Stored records

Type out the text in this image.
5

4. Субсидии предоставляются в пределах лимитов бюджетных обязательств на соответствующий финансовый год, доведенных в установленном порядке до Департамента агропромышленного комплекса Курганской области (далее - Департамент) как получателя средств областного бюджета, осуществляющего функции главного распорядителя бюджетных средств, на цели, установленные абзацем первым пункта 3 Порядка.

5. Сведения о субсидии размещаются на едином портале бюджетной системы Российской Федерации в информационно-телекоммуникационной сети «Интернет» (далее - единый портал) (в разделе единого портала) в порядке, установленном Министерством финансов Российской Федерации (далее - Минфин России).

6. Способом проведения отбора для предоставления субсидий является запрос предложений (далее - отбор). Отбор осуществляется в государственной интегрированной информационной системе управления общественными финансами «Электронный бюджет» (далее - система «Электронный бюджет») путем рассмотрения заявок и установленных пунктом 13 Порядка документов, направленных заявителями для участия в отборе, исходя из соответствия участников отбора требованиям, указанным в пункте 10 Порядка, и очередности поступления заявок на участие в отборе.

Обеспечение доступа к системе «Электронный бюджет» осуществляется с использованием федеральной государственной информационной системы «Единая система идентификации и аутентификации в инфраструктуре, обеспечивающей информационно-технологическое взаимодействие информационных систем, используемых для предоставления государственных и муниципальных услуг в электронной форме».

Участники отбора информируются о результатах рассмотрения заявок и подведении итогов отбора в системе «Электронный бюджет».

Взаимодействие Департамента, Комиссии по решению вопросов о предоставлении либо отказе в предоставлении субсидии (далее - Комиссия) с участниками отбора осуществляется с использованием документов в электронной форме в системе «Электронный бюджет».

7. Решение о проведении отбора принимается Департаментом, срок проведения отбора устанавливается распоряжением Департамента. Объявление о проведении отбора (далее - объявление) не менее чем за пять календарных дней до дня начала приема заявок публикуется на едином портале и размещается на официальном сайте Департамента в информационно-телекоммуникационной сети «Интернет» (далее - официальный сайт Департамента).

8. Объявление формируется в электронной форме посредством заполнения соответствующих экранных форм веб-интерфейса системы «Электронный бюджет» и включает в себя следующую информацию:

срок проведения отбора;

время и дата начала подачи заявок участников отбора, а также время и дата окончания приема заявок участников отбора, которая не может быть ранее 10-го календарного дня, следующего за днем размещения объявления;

§ **STATED EXERCISE**: Retype the listing above in full, with no alterations.

§ **IN RESPONSE**:
Type out the text in this image.
5

4. Субсидии предоставляются в пределах лимитов бюджетных обязательств на соответствующий финансовый год, доведенных в установленном порядке до Департамента агропромышленного комплекса Курганской области (далее - Департамент) как получателя средств областного бюджета, осуществляющего функции главного распорядителя бюджетных средств, на цели, установленные абзацем первым пункта 3 Порядка.

5. Сведения о субсидии размещаются на едином портале бюджетной системы Российской Федерации в информационно-телекоммуникационной сети «Интернет» (далее - единый портал) (в разделе единого портала) в порядке, установленном Министерством финансов Российской Федерации (далее - Минфин России).

6. Способом проведения отбора для предоставления субсидий является запрос предложений (далее - отбор). Отбор осуществляется в государственной интегрированной информационной системе управления общественными финансами «Электронный бюджет» (далее - система «Электронный бюджет») путем рассмотрения заявок и установленных пунктом 13 Порядка документов, направленных заявителями для участия в отборе, исходя из соответствия участников отбора требованиям, указанным в пункте 10 Порядка, и очередности поступления заявок на участие в отборе.

Обеспечение доступа к системе «Электронный бюджет» осуществляется с использованием федеральной государственной информационной системы «Единая система идентификации и аутентификации в инфраструктуре, обеспечивающей информационно-технологическое взаимодействие информационных систем, используемых для предоставления государственных и муниципальных услуг в электронной форме».

Участники отбора информируются о результатах рассмотрения заявок и подведении итогов отбора в системе «Электронный бюджет».

Взаимодействие Департамента, Комиссии по решению вопросов о предоставлении либо отказе в предоставлении субсидии (далее - Комиссия) с участниками отбора осуществляется с использованием документов в электронной форме в системе «Электронный бюджет».

7. Решение о проведении отбора принимается Департаментом, срок проведения отбора устанавливается распоряжением Департамента. Объявление о проведении отбора (далее - объявление) не менее чем за пять календарных дней до дня начала приема заявок публикуется на едином портале и размещается на официальном сайте Департамента в информационно-телекоммуникационной сети «Интернет» (далее - официальный сайт Департамента).

8. Объявление формируется в электронной форме посредством заполнения соответствующих экранных форм веб-интерфейса системы «Электронный бюджет» и включает в себя следующую информацию:

срок проведения отбора;

время и дата начала подачи заявок участников отбора, а также время и дата окончания приема заявок участников отбора, которая не может быть ранее 10-го календарного дня, следующего за днем размещения объявления;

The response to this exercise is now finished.